ENTRIES SUPPLIED:
######
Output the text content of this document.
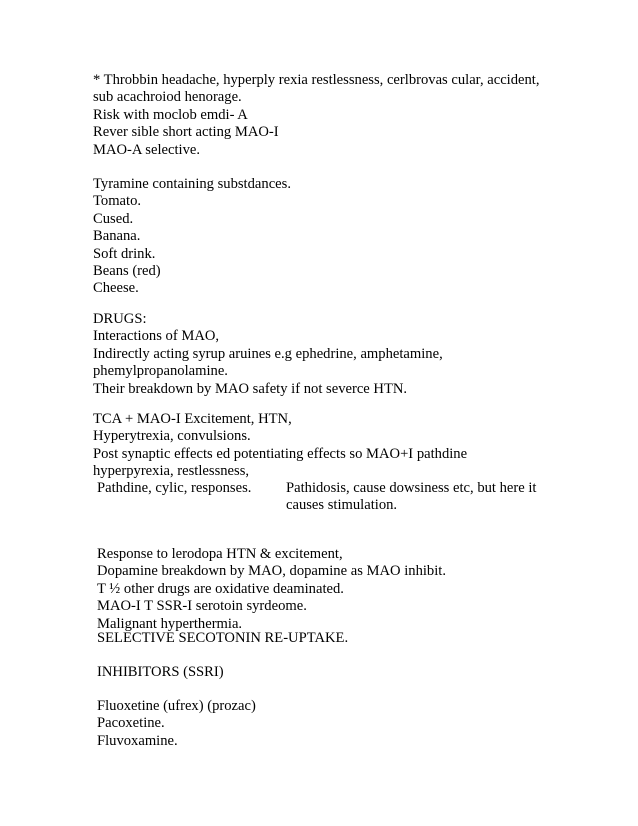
* Throbbin headache, hyperply rexia restlessness, cerlbrovas cular, accident,
sub acachroiod henorage.
Risk with moclob emdi- A
Rever sible short acting MAO-I
MAO-A selective.
Tyramine containing substdances.
Tomato.
Cused.
Banana.
Soft drink.
Beans (red)
Cheese.
DRUGS:
Interactions of MAO,
Indirectly acting syrup aruines e.g ephedrine, amphetamine,
phemylpropanolamine.
Their breakdown by MAO safety if not severce HTN.
TCA + MAO-I Excitement, HTN,
Hyperytrexia, convulsions.
Post synaptic effects ed potentiating effects so MAO+I pathdine
hyperpyrexia, restlessness,
Pathdine, cylic, responses. Pathidosis, cause dowsiness etc, but here it
causes stimulation.
Response to lerodopa HTN & excitement,
Dopamine breakdown by MAO, dopamine as MAO inhibit.
T ½ other drugs are oxidative deaminated.
MAO-I T SSR-I serotoin syrdeome.
Malignant hyperthermia.
SELECTIVE SECOTONIN RE-UPTAKE.
INHIBITORS (SSRI)
Fluoxetine (ufrex) (prozac)
Pacoxetine.
Fluvoxamine.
######
WHAT YOU ARE ASKED TO DO:
Every entry must be transcribed exactly. Pictures do not belong in the copy.

RESULT:
Output the text content of this document.
* Throbbin headache, hyperply rexia restlessness, cerlbrovas cular, accident,
sub acachroiod henorage.
Risk with moclob emdi- A
Rever sible short acting MAO-I
MAO-A selective.
Tyramine containing substdances.
Tomato.
Cused.
Banana.
Soft drink.
Beans (red)
Cheese.
DRUGS:
Interactions of MAO,
Indirectly acting syrup aruines e.g ephedrine, amphetamine,
phemylpropanolamine.
Their breakdown by MAO safety if not severce HTN.
TCA + MAO-I Excitement, HTN,
Hyperytrexia, convulsions.
Post synaptic effects ed potentiating effects so MAO+I pathdine
hyperpyrexia, restlessness,
Pathdine, cylic, responses. Pathidosis, cause dowsiness etc, but here it
causes stimulation.
Response to lerodopa HTN & excitement,
Dopamine breakdown by MAO, dopamine as MAO inhibit.
T ½ other drugs are oxidative deaminated.
MAO-I T SSR-I serotoin syrdeome.
Malignant hyperthermia.
SELECTIVE SECOTONIN RE-UPTAKE.
INHIBITORS (SSRI)
Fluoxetine (ufrex) (prozac)
Pacoxetine.
Fluvoxamine.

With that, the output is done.